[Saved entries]
========================================================================

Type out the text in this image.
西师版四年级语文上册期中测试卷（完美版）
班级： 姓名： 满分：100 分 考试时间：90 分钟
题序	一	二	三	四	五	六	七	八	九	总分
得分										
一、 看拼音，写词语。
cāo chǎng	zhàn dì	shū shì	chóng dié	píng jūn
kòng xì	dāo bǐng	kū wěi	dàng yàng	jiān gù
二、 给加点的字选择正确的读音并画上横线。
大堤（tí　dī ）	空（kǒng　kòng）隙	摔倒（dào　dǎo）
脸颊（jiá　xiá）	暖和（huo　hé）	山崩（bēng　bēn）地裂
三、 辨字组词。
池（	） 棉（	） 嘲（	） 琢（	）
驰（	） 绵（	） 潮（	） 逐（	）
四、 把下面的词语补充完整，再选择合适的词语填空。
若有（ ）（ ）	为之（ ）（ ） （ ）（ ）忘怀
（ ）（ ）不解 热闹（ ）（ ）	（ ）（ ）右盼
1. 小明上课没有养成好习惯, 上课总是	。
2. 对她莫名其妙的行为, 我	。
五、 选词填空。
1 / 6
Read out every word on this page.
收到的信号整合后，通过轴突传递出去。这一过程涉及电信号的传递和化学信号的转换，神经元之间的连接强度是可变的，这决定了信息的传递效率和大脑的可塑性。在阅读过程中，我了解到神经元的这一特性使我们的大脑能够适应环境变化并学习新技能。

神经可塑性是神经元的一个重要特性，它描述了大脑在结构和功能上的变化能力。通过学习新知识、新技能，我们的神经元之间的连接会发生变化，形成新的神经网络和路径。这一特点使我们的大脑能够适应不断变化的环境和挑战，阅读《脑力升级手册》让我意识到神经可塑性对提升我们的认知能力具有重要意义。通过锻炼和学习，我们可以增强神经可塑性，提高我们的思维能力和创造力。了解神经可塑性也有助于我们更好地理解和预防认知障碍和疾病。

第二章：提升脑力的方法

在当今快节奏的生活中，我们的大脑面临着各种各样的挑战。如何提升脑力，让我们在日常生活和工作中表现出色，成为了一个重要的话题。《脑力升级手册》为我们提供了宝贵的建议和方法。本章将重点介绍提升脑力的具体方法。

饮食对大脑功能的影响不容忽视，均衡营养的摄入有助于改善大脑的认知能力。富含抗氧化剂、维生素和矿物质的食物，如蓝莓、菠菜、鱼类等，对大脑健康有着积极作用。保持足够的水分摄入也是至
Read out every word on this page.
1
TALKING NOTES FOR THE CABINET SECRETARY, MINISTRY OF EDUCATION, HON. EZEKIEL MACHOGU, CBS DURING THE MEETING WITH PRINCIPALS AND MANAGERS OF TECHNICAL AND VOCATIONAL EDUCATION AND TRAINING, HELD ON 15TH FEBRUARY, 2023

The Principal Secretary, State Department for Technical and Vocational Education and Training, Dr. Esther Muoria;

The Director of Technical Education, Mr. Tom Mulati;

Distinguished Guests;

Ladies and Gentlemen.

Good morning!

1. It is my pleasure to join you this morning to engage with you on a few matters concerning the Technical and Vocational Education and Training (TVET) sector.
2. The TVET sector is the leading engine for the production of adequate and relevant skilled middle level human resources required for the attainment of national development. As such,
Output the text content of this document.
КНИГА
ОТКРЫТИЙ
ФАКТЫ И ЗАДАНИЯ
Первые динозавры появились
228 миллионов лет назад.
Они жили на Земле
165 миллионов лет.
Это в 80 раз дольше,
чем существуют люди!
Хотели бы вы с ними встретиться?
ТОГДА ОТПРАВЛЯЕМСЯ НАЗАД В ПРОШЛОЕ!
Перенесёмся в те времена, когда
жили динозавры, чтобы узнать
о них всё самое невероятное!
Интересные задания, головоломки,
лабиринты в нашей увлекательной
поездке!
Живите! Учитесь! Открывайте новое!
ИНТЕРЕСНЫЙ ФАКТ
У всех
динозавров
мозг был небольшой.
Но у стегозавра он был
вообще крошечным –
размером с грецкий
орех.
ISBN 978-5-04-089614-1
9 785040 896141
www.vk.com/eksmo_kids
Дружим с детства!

========================================================================

What is required: Through the last line of the entries above, beginning at the line containing "Output the text content of this document.", transcribe each line exactly, both ends included and nothing more.

Full response:
Output the text content of this document.
КНИГА
ОТКРЫТИЙ
ФАКТЫ И ЗАДАНИЯ
Первые динозавры появились
228 миллионов лет назад.
Они жили на Земле
165 миллионов лет.
Это в 80 раз дольше,
чем существуют люди!
Хотели бы вы с ними встретиться?
ТОГДА ОТПРАВЛЯЕМСЯ НАЗАД В ПРОШЛОЕ!
Перенесёмся в те времена, когда
жили динозавры, чтобы узнать
о них всё самое невероятное!
Интересные задания, головоломки,
лабиринты в нашей увлекательной
поездке!
Живите! Учитесь! Открывайте новое!
ИНТЕРЕСНЫЙ ФАКТ
У всех
динозавров
мозг был небольшой.
Но у стегозавра он был
вообще крошечным –
размером с грецкий
орех.
ISBN 978-5-04-089614-1
9 785040 896141
www.vk.com/eksmo_kids
Дружим с детства!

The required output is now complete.